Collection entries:
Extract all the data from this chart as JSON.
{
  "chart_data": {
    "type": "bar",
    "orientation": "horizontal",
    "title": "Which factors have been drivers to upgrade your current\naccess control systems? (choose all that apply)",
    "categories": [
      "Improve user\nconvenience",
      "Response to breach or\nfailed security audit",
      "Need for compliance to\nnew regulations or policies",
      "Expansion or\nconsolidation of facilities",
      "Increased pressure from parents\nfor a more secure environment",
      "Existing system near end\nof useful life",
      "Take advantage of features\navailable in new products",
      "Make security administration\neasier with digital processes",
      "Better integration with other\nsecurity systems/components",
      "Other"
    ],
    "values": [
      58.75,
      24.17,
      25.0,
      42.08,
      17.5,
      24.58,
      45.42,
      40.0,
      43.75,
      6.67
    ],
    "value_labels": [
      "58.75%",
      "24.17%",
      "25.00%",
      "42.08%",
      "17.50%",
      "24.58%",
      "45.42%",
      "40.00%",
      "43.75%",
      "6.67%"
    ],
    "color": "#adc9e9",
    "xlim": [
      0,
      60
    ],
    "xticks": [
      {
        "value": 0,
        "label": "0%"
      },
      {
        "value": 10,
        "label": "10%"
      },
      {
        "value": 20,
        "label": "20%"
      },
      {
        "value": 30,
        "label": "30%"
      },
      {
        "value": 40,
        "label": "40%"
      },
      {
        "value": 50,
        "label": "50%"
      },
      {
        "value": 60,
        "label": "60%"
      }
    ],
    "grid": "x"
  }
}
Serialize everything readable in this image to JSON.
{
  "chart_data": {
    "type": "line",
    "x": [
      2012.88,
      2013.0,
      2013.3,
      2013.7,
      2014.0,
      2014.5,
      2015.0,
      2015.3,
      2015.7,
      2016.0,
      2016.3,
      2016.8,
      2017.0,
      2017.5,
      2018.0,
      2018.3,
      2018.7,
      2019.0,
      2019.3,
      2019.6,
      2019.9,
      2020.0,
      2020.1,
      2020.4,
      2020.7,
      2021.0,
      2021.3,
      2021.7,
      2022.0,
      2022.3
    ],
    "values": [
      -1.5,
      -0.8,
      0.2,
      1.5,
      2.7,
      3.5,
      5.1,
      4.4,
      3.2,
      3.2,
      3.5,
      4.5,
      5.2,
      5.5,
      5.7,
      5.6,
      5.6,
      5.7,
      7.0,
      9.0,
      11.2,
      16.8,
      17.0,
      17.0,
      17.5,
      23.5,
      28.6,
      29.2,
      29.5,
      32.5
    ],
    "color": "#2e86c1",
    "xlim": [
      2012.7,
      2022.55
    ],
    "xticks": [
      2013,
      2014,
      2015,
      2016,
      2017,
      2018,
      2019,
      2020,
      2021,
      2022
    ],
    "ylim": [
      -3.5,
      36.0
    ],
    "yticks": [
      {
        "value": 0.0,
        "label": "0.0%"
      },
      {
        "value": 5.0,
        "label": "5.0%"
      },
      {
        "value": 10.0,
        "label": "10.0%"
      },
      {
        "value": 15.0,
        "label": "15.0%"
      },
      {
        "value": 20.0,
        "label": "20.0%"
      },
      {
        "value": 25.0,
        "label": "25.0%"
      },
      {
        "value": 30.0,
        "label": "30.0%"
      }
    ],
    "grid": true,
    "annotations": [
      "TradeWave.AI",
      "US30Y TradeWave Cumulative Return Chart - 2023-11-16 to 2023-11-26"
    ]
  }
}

REQUIRED TASK
Extract lines where the string "JSON" occurs.

IN RESPONSE
Extract all the data from this chart as JSON.
Serialize everything readable in this image to JSON.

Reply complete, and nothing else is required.